* START *
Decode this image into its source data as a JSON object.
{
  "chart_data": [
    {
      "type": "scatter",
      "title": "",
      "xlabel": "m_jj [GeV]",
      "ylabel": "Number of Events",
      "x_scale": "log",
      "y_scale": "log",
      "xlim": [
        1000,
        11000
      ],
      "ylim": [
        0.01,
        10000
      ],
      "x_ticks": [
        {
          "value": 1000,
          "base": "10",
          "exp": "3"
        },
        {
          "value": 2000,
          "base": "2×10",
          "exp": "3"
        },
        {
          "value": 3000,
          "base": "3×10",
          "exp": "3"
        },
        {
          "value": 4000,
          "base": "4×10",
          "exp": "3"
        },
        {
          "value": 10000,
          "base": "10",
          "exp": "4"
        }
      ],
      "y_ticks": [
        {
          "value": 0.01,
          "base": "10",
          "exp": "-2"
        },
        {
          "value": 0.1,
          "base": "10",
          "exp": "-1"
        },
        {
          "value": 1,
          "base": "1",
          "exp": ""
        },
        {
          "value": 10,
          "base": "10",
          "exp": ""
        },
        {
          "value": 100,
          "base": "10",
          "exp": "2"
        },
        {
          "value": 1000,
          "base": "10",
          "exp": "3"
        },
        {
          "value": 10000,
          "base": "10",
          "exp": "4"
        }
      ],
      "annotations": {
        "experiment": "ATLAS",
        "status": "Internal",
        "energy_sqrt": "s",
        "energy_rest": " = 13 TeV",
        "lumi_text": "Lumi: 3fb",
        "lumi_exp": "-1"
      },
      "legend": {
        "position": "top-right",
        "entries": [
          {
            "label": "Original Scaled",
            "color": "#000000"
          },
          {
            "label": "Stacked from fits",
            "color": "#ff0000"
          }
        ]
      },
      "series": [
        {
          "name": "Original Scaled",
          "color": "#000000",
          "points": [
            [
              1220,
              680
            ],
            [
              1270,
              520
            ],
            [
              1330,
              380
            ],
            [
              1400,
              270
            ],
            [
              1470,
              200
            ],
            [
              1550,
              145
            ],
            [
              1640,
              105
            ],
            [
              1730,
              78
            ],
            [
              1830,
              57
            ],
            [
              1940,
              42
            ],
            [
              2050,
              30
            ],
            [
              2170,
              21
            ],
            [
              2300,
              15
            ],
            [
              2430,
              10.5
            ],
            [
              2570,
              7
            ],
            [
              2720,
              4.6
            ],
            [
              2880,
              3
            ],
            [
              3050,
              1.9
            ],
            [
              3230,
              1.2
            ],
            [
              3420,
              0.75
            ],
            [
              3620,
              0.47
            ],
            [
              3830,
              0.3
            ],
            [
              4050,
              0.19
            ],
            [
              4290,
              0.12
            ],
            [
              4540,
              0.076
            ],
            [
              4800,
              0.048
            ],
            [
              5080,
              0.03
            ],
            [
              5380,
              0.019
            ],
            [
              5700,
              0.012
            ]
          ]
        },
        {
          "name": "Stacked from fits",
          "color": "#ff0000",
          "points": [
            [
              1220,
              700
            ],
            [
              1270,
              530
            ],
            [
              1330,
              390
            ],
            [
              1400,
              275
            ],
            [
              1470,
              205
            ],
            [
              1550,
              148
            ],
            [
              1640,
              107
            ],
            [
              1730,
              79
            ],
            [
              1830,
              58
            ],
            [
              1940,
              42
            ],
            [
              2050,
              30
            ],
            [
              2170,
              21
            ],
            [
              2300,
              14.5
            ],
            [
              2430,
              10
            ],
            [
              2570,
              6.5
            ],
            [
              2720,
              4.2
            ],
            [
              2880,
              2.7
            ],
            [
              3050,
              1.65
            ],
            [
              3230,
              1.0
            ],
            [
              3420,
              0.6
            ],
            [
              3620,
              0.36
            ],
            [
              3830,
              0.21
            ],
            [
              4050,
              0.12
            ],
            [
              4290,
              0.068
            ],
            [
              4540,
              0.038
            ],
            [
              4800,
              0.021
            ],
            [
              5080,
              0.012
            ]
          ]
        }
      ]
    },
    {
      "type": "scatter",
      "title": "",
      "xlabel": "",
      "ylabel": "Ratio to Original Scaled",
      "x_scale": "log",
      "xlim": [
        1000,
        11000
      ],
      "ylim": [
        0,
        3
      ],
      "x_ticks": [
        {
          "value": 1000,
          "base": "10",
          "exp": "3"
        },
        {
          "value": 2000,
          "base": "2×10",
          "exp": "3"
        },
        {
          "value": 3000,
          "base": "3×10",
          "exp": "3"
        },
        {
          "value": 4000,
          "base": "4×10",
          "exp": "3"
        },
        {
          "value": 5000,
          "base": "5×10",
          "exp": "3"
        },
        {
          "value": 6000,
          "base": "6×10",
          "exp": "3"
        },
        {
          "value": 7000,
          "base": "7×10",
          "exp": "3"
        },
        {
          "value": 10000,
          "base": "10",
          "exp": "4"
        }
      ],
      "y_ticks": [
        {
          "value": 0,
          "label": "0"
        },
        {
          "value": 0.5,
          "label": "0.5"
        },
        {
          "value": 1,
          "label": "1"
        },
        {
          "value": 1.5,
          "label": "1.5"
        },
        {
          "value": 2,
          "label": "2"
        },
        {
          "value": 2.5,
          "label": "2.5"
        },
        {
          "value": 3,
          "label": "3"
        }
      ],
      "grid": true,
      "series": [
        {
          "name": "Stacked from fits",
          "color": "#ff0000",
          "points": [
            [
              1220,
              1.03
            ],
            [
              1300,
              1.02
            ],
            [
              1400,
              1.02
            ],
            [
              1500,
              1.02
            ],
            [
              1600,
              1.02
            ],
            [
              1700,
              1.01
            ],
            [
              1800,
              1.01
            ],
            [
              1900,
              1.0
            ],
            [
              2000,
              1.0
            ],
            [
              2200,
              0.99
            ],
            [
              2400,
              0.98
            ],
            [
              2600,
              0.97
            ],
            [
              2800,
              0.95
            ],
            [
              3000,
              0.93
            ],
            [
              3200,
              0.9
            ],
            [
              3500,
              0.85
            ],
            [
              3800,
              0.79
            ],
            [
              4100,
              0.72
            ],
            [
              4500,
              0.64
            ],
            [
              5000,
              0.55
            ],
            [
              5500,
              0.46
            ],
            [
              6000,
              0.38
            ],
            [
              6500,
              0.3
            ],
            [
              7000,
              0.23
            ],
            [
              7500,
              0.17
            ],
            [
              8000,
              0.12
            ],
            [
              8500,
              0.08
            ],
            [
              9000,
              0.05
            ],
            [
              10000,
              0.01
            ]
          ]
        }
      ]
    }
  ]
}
* END *
- [What is being asked]:
How many of the lines in the listing above hold the word "Scaled"? Report only that figure.

- [Answer to this task]:
3